··· PASSAGE GIVEN

Ira W. Snyder wrote: [...]
>>>> But we want so solve the TX problem. You only have to stop the
>>>> netif_queue if you TX ring is full. Then you have to deal with calling
>>>> netif_wake_queue() eventually. But we obviously don't want to poll.
>>>>
>>>> The solution might be to look at the TX queue in the interrupt handler
>>>> and/or the NAPI loop. And now we get back to my first question. If the
>>>> controller does a loopback in hardware, i.e. you receive a frame for
>>>> each frame send, you don't need to poll the TX queue length.
>>>>
>>>> If you receive a CAN frame it might be on of your's, which means the TX
>>>> queue might have at least room for one frame. In pseudo code it might
>>>> look like this:
>>>>
>>>> xmit()
>>>> {
>>>> send_frame_to_hardware();
>>>> if (tx_ring_full) {
>>>> netif_stop_queue();
>>>> priv->flags |= TX_RING_FULL;
>>>> }
>>>> }
>>>>
>>>> irq() and netif_poll()

······
··· ENTRIES SUPPLIED

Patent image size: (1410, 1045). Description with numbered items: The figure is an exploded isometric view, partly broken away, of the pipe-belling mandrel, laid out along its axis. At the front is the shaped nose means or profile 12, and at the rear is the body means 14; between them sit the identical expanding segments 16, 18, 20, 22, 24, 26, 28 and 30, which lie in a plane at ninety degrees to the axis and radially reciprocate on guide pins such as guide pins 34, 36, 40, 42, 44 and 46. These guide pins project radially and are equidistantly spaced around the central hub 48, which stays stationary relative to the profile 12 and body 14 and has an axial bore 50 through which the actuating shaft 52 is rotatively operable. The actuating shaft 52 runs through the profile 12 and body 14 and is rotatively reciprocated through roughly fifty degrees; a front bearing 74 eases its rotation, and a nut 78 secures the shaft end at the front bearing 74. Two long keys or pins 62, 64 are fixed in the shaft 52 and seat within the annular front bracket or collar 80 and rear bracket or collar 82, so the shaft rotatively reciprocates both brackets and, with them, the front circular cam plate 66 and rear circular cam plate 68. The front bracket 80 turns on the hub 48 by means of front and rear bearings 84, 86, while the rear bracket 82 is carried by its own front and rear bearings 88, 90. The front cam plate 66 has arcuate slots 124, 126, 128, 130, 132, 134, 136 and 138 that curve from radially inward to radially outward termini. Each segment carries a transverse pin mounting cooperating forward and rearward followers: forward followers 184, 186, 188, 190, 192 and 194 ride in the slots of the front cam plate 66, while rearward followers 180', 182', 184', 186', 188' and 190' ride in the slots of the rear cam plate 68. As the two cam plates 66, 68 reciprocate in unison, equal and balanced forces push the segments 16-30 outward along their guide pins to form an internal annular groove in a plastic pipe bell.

······
··· ENTRIES SUPPLIED

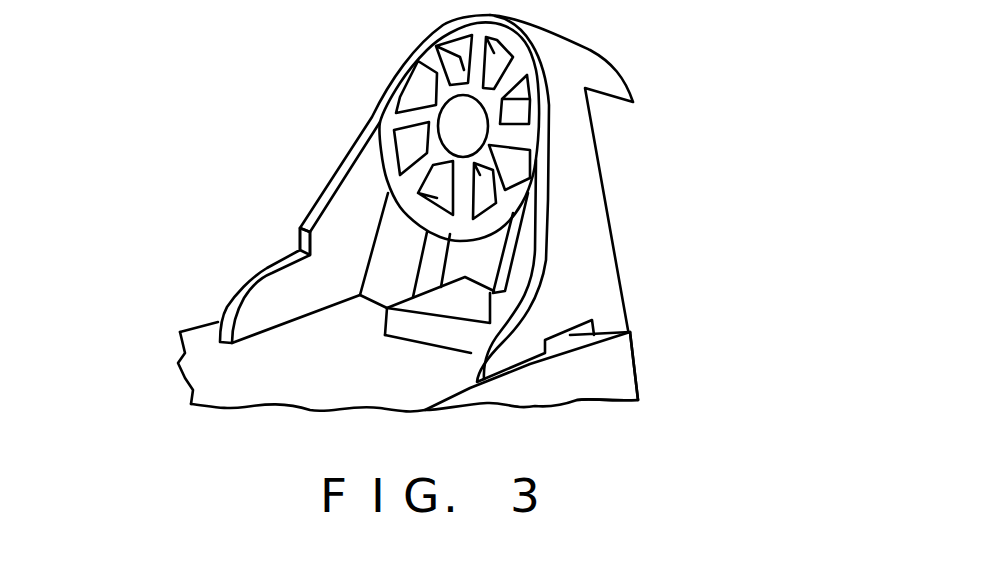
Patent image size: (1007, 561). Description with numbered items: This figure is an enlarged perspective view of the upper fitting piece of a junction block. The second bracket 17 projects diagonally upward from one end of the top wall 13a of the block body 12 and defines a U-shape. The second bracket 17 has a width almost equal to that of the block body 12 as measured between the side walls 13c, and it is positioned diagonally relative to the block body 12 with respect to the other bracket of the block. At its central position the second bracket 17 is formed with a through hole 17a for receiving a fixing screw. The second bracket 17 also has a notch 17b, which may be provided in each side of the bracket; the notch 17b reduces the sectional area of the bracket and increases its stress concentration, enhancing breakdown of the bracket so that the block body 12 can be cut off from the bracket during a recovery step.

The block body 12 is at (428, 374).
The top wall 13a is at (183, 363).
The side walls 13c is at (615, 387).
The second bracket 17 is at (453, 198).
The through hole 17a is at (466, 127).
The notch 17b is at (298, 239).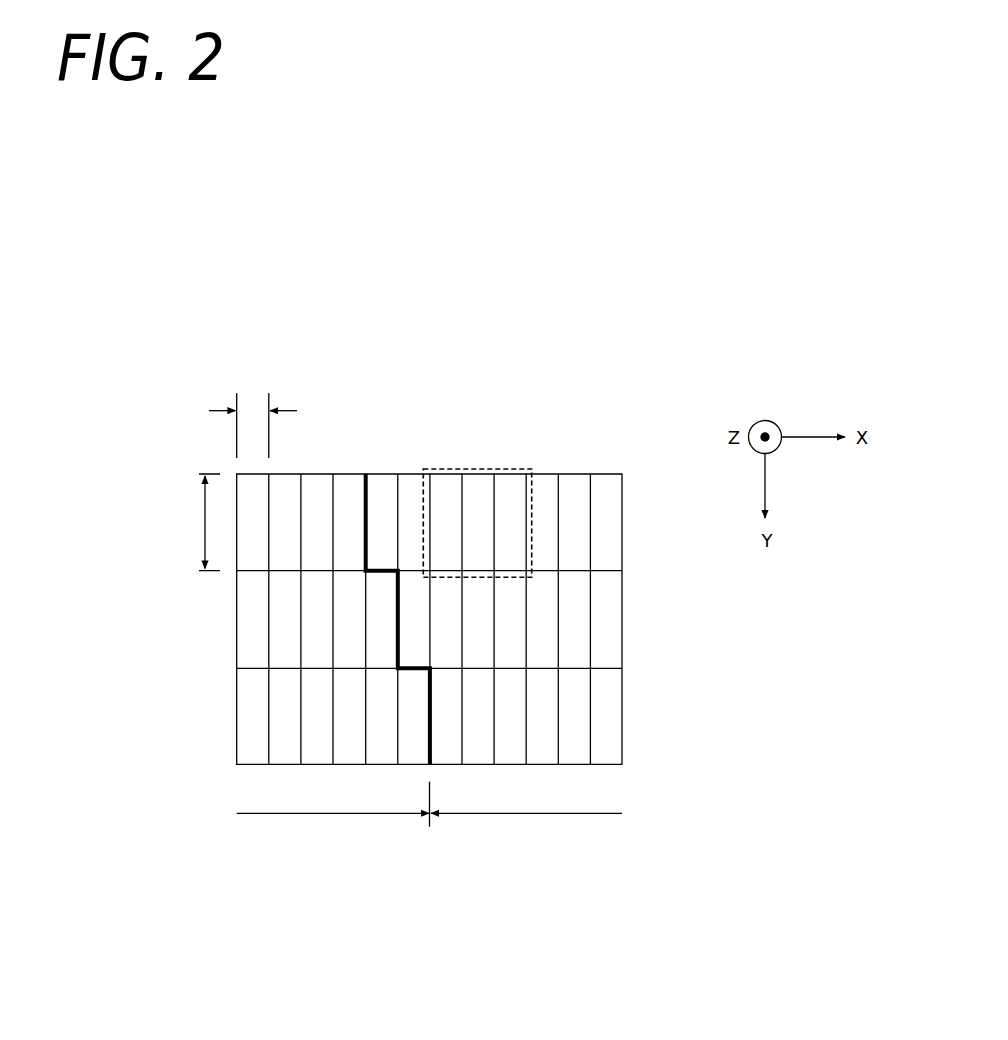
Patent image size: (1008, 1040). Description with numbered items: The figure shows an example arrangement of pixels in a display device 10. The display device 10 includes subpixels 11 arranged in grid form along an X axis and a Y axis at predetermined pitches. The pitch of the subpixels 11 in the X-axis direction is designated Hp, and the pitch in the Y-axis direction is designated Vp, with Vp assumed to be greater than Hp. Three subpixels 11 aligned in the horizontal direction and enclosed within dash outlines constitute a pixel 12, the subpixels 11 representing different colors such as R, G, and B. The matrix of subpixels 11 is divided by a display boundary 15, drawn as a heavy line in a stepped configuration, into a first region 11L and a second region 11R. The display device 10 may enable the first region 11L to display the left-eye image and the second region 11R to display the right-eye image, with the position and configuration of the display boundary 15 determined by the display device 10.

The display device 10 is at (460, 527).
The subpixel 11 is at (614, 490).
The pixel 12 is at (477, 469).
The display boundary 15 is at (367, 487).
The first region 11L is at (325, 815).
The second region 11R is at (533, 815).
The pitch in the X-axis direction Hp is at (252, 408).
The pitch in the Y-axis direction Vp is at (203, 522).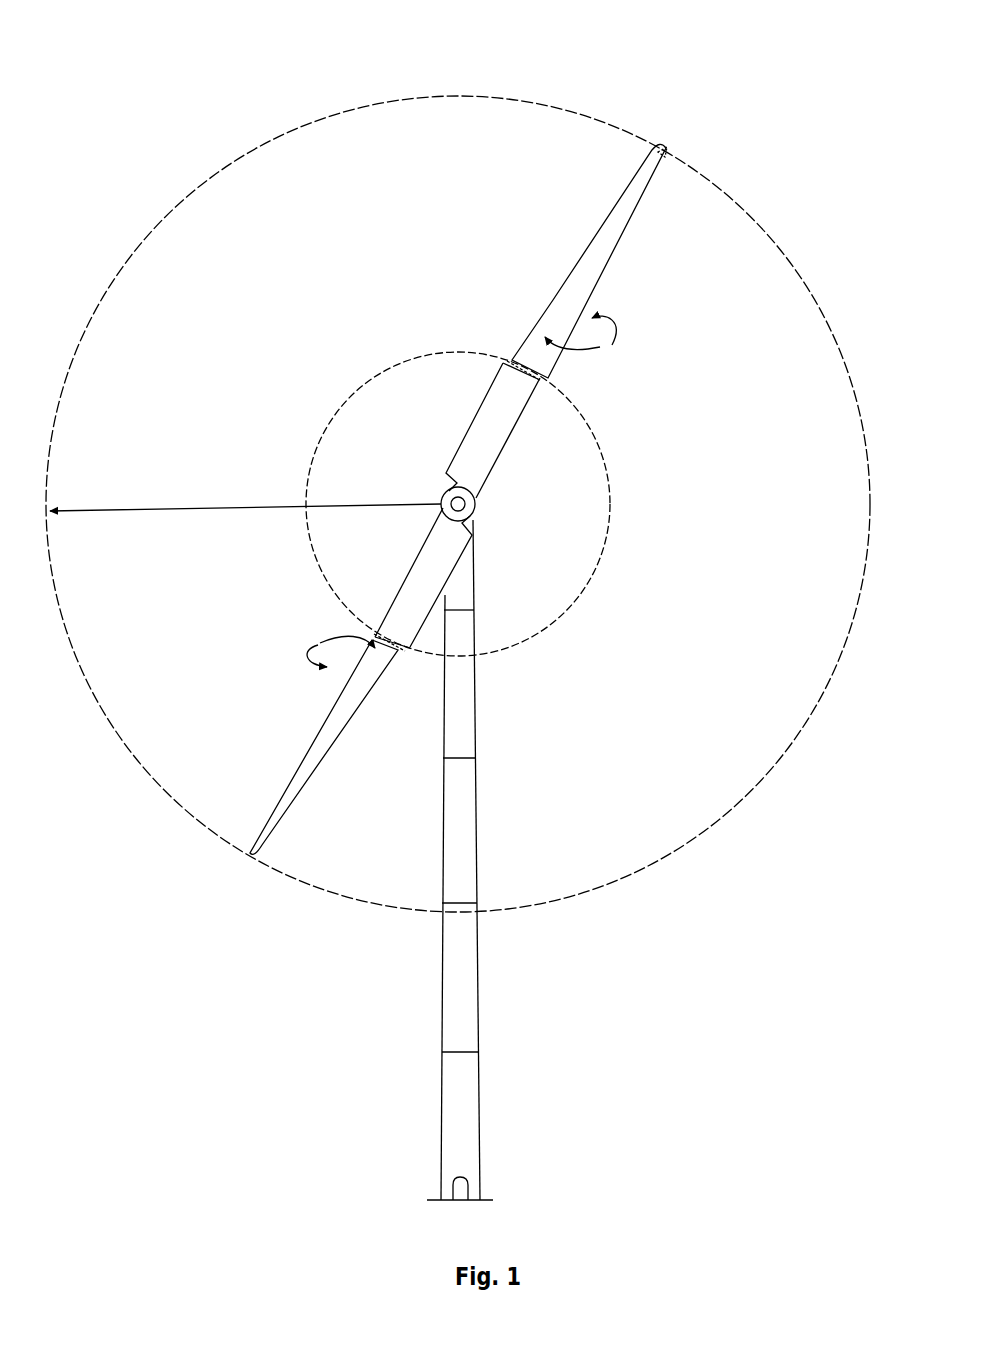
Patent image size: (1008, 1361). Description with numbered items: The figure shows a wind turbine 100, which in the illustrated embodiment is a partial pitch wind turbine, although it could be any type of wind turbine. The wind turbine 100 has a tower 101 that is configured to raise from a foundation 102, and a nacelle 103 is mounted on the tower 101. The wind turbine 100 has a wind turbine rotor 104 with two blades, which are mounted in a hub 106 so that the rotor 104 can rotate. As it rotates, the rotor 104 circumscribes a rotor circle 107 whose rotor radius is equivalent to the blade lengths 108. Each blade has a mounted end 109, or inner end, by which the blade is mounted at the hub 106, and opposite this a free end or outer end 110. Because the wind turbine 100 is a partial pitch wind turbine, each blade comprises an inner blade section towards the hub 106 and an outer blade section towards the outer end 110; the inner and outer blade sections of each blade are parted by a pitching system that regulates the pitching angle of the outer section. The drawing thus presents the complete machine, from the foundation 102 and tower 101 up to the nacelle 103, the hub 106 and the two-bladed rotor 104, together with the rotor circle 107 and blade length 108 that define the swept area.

······

→ TASKS FOR THIS EXERCISE:
[1] Give every function name written with parentheses in the CAN transmit discussion, in the order they first appear.
[2] Continue the CAN transmit discussion from its last line.

→ RESULTS OF THE TASKS:
[1] netif_wake_queue(), xmit(), send_frame_to_hardware(), netif_stop_queue(), irq(), netif_poll()

[2]
>>>> {
>>>> if (priv->flags & TX_RING_FULL) {
>>>> if (room_in_ring()) {
>>>> priv->flags &= ~TX_RING_FULL;
>>>> netif_wake_queue();
>>>> }
>>>> }
>>>> }
>>>>
>>>> Should be implemented race-free, i.e. you might have to use atomic_*
>>>> operations and/or don't use a shared flag variable.
>>> Cool, that should work. netif_queue_stopped() could be used instead of
>>> the TX_RING_FULL flag.
>> right...good point
>>
>> I should have looked at my own driver :)
>>
>> If room_in_ring() is cheap, it boils down to:
>>
>>>> irq() and netif_poll()
>>>> {
>>>> if (room_in_ring()) {
>>>> netif_wake_queue();
>>>> }
>> Otherwise:
>>
>>>> irq() and netif_poll()
>>>> {
>>>> if (netif_queue_stopped() && room_in_ring()) {
>>>> netif_wake_queue();
>>>> }
>
> Hmm, this *almost* works. Running "cangen -g 0 can0" quickly gets the
> queue into a hung state, though.
what is a "hung state"?
> I added printk() to the sites where I stop/wake the queue. It is always
> woken up correctly, but cangen always exits with "write: No buffer space
> available" after a few stop/wake cycles. Immediately running cangen
> again works for a few more stop/wake cycles.
let's look the the cangen source if there's propper error handling...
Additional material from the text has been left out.